(Records from a collection)

------------------------------------

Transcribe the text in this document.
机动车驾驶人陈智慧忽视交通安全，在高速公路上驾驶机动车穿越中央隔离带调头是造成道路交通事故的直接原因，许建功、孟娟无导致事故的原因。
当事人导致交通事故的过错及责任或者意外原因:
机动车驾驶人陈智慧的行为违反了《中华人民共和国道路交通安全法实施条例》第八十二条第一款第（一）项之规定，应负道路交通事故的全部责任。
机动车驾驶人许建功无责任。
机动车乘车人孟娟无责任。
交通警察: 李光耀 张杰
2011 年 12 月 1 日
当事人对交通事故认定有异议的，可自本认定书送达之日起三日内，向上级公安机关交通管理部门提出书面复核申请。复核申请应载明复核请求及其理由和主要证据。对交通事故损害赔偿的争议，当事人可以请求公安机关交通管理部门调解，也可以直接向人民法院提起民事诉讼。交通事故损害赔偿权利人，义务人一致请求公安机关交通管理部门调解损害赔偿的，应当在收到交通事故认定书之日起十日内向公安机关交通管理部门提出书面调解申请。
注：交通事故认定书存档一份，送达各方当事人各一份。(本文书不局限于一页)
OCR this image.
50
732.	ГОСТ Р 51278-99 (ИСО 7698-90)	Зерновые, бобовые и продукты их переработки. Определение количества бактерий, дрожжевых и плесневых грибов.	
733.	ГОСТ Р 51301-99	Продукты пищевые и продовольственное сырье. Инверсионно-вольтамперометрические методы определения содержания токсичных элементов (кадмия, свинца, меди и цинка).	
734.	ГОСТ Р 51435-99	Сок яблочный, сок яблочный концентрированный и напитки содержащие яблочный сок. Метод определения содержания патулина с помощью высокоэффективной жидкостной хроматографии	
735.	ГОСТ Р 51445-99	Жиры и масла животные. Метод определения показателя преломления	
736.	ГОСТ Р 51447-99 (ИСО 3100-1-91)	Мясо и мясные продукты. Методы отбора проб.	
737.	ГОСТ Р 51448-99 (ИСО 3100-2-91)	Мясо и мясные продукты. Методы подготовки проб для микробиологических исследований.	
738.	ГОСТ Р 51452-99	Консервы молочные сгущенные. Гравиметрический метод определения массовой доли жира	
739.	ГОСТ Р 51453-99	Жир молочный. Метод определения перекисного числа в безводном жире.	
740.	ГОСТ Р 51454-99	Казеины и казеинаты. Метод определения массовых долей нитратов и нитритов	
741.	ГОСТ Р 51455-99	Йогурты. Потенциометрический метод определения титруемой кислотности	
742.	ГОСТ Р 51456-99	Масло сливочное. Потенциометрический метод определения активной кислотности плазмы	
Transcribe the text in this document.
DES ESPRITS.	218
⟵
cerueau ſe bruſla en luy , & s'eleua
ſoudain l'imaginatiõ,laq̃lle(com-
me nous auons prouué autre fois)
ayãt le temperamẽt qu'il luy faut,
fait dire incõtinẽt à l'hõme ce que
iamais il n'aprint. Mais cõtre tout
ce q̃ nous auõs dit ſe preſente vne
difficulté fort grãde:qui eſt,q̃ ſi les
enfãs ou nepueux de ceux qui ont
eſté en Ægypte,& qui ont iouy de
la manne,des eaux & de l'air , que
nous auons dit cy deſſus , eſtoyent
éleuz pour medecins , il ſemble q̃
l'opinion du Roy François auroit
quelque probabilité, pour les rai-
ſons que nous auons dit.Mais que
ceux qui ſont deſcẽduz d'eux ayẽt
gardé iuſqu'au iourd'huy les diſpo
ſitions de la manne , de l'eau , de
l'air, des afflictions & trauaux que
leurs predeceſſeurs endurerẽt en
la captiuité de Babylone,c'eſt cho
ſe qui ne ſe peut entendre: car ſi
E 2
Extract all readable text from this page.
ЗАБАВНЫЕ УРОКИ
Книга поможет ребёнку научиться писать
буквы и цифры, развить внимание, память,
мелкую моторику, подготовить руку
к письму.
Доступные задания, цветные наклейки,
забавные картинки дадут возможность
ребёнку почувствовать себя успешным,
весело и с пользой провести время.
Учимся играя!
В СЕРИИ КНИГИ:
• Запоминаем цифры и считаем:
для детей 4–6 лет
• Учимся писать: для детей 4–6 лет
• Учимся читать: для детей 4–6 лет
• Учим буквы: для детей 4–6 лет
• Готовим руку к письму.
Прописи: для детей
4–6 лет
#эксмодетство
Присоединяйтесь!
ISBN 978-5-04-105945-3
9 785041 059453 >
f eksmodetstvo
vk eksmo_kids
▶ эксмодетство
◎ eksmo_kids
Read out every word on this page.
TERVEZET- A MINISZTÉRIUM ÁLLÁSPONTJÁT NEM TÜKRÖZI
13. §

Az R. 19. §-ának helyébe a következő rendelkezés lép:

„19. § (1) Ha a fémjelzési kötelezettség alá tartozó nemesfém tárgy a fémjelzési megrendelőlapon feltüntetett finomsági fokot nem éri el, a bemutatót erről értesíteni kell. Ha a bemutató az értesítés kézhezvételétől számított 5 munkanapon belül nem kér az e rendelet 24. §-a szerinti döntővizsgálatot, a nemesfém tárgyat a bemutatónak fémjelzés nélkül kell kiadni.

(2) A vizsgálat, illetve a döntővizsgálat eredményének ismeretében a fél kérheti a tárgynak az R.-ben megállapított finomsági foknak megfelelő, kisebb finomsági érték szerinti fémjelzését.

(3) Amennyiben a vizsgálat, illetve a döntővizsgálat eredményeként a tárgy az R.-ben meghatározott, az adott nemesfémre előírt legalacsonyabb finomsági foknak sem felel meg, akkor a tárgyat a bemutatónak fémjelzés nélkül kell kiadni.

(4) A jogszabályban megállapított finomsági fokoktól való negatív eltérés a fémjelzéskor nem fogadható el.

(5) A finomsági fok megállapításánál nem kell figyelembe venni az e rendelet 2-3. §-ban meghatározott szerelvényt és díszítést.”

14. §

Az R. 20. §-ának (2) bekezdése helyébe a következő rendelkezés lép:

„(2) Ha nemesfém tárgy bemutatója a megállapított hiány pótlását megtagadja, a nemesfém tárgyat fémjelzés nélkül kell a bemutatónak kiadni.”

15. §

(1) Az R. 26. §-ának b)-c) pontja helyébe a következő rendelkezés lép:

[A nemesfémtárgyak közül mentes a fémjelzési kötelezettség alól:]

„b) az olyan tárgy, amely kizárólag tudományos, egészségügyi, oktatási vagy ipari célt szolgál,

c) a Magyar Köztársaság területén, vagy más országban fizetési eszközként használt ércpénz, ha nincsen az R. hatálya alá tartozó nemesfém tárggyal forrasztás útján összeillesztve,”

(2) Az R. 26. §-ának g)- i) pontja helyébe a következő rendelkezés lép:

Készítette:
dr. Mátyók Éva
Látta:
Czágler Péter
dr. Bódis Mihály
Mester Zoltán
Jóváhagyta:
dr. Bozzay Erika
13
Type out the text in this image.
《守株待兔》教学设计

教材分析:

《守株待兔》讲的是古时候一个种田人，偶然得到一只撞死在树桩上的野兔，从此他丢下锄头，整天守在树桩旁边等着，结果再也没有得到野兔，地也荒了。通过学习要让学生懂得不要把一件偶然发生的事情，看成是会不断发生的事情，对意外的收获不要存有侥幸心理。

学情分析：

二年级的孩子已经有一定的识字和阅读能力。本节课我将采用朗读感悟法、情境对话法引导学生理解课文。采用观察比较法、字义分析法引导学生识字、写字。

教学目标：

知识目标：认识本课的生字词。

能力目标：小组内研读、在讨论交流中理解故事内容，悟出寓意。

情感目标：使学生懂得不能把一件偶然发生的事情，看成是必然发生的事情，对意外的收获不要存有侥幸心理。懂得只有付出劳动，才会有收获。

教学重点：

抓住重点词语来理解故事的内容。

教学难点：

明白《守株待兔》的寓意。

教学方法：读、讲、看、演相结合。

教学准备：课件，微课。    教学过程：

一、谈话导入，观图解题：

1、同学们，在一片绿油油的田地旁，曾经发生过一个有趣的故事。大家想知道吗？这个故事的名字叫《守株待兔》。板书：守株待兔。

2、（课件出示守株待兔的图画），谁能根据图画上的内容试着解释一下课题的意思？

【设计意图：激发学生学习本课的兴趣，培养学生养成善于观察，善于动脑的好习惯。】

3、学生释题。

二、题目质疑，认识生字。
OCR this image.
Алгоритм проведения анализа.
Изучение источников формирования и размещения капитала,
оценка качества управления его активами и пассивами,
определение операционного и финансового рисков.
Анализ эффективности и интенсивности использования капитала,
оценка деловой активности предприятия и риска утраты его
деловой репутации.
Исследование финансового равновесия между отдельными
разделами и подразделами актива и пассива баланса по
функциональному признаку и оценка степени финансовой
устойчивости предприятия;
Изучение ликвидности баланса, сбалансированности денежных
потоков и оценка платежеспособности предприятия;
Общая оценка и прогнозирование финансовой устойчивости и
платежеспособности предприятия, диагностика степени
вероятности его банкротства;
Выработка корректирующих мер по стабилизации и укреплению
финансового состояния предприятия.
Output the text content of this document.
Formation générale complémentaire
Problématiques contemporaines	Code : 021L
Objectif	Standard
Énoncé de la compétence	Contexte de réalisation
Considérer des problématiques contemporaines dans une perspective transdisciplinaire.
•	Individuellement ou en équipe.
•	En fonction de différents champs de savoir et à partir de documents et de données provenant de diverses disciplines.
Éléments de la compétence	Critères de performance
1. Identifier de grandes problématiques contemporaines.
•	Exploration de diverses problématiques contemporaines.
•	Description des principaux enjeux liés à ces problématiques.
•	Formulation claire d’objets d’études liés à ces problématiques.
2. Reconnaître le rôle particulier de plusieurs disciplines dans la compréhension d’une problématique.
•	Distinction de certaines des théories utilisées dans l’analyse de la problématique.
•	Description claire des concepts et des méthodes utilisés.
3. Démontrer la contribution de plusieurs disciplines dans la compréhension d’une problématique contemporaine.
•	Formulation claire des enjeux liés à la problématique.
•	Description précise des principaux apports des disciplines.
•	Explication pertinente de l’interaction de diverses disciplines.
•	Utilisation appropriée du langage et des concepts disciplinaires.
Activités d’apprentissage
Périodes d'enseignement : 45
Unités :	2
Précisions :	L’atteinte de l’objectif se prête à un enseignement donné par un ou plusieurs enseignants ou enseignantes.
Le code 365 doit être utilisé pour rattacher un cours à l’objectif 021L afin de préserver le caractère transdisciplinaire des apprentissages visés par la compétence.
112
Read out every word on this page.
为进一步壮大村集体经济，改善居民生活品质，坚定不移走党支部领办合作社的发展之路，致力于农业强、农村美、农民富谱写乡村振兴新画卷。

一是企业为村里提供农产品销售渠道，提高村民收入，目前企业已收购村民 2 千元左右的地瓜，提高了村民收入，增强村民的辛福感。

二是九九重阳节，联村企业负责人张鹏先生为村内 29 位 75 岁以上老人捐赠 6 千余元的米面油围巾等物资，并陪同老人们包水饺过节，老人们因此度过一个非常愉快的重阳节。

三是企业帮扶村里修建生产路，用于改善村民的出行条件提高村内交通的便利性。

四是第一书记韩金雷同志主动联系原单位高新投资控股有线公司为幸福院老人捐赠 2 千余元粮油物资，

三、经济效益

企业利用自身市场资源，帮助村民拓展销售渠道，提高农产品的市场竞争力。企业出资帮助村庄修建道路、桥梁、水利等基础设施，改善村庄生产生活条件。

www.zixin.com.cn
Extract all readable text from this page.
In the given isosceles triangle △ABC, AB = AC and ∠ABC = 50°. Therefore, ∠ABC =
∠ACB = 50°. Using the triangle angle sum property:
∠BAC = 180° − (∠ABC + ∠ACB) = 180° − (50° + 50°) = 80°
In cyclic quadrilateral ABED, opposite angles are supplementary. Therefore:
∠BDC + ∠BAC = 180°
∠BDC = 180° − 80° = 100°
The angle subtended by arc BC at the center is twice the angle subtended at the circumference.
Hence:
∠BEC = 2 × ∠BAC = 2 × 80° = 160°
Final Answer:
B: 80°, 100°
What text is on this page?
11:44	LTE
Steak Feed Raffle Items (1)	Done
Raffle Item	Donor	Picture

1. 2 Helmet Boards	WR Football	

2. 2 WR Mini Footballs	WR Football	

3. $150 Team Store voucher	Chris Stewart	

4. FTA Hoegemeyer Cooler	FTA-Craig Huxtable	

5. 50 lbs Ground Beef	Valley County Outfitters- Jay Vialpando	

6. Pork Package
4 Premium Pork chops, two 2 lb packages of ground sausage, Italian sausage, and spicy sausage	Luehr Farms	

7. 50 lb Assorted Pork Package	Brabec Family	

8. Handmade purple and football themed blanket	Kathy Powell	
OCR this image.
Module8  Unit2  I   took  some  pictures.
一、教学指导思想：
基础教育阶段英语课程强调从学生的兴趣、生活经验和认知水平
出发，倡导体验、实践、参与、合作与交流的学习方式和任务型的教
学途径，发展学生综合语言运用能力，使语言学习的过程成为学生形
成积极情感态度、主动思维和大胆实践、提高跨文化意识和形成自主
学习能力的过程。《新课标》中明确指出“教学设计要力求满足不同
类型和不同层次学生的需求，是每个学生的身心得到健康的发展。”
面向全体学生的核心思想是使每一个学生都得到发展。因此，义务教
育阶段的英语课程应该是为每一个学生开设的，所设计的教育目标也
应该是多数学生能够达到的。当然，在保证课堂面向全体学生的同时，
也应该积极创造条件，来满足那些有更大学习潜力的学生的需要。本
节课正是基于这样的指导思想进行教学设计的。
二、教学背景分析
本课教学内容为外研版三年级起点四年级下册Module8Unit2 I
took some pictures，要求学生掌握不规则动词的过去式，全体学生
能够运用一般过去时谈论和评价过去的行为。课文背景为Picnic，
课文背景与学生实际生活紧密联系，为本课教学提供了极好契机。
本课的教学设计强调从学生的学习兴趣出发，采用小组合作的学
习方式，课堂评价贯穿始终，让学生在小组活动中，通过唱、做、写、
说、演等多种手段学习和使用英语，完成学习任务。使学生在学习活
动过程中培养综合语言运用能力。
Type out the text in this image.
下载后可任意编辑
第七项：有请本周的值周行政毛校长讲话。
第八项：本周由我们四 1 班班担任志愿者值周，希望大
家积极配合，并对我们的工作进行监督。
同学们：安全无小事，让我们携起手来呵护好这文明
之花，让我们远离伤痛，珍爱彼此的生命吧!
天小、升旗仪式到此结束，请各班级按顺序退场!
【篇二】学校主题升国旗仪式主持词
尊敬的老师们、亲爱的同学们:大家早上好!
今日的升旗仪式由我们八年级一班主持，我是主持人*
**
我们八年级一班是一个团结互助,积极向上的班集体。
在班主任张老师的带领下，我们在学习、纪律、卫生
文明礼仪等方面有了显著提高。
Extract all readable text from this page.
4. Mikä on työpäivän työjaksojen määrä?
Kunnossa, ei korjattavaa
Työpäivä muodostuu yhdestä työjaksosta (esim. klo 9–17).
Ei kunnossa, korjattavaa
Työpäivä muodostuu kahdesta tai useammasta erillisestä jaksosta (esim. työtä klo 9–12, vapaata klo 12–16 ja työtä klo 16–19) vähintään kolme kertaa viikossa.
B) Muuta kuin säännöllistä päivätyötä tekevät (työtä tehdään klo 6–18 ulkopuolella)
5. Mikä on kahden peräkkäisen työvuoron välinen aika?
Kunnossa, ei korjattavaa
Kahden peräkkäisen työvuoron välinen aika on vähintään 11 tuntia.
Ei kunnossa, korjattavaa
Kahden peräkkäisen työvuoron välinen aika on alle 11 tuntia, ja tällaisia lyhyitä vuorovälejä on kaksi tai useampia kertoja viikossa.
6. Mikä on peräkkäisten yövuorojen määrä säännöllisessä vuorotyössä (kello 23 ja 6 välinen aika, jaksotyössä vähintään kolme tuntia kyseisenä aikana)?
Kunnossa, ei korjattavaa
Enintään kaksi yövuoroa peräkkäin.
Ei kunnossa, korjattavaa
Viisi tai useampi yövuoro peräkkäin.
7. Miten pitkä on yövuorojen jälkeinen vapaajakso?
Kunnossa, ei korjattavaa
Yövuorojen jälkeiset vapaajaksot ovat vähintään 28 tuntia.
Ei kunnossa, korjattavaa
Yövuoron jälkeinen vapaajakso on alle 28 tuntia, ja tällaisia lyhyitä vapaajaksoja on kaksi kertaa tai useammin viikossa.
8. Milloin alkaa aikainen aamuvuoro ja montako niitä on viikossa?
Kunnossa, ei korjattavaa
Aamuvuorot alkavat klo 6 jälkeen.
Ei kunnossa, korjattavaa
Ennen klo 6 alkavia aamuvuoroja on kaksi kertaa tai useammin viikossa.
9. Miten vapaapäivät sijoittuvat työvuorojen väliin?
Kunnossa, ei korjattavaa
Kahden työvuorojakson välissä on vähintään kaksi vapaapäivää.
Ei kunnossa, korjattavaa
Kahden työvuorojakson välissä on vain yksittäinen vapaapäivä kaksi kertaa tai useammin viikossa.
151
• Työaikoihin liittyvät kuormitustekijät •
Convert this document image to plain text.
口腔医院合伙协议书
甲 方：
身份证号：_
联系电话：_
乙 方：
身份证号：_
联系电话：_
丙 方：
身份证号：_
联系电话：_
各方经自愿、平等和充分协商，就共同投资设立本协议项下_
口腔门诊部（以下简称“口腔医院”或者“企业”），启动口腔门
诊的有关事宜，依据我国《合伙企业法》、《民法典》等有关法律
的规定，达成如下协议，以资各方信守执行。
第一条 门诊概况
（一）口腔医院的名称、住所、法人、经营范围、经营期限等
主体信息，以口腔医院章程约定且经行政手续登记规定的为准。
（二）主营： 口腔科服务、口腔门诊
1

------------------------------------

### What to produce
In the records above, locate every line with the string "tartozó" and copy it.

### Correct answer
„19. § (1) Ha a fémjelzési kötelezettség alá tartozó nemesfém tárgy a fémjelzési megrendelőlapon feltüntetett finomsági fokot nem éri el, a bemutatót erről értesíteni kell. Ha a bemutató az értesítés kézhezvételétől számított 5 munkanapon belül nem kér az e rendelet 24. §-a szerinti döntővizsgálatot, a nemesfém tárgyat a bemutatónak fémjelzés nélkül kell kiadni.
c) a Magyar Köztársaság területén, vagy más országban fizetési eszközként használt ércpénz, ha nincsen az R. hatálya alá tartozó nemesfém tárggyal forrasztás útján összeillesztve,”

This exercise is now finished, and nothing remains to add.